**Data shown:**
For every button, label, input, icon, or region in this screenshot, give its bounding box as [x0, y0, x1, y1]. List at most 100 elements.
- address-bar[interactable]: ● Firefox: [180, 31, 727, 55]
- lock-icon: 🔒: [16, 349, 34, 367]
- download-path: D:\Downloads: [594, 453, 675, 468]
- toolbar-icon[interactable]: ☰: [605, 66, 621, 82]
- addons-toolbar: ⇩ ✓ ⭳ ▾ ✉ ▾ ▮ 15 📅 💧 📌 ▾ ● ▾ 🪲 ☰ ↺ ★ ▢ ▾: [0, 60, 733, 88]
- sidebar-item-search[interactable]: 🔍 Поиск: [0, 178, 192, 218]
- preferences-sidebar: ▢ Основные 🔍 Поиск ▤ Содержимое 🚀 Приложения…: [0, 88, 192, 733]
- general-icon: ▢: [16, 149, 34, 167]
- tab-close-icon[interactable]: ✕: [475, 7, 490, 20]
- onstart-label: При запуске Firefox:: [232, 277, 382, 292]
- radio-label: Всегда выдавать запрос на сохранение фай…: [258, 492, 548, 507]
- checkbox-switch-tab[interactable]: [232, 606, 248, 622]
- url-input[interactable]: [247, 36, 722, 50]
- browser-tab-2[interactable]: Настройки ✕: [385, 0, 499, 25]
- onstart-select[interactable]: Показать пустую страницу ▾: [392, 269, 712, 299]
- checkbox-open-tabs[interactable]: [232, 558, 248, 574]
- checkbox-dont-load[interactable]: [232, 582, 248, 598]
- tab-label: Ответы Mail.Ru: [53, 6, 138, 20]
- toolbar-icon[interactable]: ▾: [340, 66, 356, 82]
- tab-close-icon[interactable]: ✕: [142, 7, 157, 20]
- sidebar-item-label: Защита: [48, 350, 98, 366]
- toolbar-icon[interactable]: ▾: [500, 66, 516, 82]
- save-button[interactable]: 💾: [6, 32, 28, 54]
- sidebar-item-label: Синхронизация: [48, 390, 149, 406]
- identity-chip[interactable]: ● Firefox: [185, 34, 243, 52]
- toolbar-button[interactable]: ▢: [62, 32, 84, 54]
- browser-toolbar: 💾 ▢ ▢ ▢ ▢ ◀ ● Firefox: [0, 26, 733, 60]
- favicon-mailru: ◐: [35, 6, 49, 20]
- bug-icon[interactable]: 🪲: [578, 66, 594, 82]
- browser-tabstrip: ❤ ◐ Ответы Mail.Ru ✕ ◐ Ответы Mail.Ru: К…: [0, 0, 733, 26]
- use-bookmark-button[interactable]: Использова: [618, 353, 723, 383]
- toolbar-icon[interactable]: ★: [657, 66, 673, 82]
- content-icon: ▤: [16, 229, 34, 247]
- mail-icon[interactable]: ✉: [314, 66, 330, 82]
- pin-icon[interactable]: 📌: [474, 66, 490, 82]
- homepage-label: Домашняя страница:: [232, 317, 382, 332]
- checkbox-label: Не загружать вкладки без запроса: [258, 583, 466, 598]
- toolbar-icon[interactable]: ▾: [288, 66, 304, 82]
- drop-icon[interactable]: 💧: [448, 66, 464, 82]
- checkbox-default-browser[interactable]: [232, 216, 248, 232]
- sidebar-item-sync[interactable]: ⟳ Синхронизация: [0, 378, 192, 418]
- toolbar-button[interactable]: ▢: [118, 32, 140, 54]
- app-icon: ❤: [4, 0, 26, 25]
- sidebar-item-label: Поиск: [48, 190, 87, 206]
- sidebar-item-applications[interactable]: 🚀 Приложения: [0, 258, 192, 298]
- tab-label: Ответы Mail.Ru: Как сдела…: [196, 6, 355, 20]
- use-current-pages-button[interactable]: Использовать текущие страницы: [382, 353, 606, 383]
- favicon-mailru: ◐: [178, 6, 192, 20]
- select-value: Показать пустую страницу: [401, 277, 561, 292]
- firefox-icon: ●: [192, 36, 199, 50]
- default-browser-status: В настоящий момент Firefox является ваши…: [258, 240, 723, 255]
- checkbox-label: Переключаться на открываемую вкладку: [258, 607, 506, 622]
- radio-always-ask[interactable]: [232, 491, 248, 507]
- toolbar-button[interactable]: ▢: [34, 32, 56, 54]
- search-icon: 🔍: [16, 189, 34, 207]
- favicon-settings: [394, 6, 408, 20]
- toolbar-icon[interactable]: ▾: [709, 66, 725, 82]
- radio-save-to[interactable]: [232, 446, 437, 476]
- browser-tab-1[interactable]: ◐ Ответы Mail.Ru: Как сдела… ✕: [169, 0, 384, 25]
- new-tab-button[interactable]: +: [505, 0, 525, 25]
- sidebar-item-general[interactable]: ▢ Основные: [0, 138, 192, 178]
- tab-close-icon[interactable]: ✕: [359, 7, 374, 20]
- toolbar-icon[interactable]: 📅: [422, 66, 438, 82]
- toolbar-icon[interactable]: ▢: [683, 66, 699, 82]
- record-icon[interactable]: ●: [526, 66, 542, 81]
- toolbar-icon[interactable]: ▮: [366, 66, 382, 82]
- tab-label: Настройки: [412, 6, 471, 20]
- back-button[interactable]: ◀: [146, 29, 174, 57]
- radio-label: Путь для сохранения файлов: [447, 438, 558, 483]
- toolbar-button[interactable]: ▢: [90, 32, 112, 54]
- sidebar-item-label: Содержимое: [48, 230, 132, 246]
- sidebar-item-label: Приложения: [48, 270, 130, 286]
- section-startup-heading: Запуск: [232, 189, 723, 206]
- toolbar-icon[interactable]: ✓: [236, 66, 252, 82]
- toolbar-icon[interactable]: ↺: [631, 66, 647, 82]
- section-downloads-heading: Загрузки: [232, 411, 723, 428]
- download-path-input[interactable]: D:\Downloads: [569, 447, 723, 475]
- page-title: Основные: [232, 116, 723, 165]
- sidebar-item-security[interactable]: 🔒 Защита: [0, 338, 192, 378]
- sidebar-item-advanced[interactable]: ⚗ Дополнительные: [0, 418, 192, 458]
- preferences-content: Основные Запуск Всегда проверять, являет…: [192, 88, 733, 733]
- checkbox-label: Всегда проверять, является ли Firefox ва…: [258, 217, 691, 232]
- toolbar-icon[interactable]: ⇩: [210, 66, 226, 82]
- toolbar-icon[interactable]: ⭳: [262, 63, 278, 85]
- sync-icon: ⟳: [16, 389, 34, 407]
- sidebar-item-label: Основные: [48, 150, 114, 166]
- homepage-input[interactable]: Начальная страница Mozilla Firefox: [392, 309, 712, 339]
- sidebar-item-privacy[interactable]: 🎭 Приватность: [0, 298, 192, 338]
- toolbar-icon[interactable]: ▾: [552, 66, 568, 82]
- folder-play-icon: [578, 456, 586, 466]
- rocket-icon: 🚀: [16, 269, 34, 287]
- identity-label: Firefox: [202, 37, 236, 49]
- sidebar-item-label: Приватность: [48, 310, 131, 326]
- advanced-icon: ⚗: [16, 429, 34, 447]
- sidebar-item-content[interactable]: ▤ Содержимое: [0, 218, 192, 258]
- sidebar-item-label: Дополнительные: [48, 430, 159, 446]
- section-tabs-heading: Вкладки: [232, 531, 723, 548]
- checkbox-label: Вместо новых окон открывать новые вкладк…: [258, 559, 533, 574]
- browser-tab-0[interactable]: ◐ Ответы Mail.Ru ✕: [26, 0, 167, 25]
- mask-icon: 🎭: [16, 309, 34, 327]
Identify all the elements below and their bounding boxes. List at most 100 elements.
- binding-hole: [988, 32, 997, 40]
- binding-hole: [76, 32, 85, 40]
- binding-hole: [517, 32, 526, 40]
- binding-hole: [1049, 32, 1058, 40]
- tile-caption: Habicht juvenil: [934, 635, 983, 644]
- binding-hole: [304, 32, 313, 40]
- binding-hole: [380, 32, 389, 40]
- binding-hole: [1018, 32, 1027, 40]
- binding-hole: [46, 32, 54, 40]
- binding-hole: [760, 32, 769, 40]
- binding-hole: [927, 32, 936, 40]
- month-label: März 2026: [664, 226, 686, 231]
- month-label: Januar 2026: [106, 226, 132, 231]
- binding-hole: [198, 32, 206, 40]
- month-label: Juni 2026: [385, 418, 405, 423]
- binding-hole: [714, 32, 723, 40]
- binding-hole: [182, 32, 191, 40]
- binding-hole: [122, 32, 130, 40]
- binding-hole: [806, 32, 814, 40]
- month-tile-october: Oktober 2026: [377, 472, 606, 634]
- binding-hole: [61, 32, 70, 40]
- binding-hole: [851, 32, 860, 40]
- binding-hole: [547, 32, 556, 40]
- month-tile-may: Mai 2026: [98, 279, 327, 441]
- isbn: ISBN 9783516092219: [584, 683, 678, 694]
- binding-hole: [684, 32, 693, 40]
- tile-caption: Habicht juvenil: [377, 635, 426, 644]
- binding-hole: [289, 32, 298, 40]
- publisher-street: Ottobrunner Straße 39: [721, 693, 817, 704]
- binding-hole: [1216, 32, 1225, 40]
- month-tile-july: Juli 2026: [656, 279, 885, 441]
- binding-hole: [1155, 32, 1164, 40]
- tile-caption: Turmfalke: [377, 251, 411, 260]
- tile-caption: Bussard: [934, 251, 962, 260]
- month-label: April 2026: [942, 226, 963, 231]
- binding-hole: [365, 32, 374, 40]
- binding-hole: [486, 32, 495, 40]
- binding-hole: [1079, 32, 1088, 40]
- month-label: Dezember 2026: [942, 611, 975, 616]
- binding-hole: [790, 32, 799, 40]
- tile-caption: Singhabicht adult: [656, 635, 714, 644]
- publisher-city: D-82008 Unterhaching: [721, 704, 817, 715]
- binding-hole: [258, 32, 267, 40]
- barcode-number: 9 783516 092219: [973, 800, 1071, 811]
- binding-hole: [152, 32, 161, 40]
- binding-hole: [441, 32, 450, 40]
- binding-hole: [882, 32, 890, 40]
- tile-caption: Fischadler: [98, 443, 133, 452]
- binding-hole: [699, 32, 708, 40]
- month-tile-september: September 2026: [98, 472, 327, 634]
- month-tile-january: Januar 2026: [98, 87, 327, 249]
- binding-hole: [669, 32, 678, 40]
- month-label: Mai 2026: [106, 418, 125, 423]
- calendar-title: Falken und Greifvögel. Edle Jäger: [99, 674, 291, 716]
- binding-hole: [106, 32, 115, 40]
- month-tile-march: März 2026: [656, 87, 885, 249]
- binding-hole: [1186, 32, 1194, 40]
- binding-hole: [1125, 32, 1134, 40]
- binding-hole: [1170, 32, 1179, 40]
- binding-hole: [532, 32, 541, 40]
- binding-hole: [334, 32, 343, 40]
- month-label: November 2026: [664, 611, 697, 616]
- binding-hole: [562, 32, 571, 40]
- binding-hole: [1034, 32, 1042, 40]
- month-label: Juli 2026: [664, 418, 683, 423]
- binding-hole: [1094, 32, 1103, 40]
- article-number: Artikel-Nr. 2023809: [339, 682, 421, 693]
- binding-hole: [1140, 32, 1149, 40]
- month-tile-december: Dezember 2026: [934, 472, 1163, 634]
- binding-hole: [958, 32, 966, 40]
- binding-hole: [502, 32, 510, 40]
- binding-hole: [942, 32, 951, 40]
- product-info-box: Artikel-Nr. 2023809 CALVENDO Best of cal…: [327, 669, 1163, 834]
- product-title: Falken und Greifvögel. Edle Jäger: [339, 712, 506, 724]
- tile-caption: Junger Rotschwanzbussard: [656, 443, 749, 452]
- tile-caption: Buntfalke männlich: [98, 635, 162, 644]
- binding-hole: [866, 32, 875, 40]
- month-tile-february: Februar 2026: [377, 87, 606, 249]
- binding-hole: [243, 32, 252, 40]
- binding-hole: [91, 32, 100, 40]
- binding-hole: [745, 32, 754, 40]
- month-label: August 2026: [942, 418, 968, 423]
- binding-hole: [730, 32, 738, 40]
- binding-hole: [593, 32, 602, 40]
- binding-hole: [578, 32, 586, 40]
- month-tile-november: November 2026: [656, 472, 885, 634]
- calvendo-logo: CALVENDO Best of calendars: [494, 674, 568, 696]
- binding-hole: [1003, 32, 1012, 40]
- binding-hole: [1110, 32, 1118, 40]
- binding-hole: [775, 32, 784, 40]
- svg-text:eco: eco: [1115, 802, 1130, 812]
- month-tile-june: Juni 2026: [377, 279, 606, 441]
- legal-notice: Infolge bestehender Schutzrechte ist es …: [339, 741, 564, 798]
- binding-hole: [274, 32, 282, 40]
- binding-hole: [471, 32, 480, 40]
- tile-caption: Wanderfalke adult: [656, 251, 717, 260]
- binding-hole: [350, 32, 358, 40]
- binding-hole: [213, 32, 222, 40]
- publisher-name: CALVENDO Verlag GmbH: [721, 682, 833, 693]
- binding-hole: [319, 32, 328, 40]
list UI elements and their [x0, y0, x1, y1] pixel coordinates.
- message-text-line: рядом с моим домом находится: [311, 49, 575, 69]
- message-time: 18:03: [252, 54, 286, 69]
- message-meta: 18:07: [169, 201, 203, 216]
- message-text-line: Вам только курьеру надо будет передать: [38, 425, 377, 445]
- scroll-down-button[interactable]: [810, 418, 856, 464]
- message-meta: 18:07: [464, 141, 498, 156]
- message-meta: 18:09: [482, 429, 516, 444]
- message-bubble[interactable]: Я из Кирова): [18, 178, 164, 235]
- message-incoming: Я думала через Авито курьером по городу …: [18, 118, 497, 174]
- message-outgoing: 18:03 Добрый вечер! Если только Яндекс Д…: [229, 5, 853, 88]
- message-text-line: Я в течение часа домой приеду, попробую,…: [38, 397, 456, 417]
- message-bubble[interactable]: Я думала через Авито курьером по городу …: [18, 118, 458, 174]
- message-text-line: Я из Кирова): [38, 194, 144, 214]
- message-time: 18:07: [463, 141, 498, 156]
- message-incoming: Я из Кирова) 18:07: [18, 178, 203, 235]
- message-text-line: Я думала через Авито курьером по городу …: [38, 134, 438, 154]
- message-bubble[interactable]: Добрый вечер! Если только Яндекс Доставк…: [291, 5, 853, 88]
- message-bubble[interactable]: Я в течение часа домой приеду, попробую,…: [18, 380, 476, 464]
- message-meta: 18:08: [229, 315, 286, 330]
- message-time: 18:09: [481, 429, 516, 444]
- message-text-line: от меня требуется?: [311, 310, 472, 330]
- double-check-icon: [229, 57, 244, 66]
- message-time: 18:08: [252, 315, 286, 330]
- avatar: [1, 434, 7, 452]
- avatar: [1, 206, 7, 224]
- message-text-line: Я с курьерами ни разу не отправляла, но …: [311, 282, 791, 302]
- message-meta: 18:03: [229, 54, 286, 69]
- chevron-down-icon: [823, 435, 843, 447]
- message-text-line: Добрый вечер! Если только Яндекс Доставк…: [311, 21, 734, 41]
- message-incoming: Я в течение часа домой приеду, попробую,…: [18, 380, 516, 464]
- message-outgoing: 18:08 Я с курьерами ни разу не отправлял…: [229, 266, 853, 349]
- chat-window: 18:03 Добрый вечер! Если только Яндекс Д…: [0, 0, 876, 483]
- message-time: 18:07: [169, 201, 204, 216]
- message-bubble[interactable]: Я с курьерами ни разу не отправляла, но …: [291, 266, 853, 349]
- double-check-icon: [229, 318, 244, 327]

**Stated goal:**
Arrange the lines from the start of the listing through the line containing "- lock-icon: 🔒: [16, 349, 34, 367]" as a numbered list, leaving out any blank lines.

**Expected answer:**
1. For every button, label, input, icon, or region in this screenshot, give its bounding box as [x0, y0, x1, y1]. List at most 100 elements.
2. - address-bar[interactable]: ● Firefox: [180, 31, 727, 55]
3. - lock-icon: 🔒: [16, 349, 34, 367]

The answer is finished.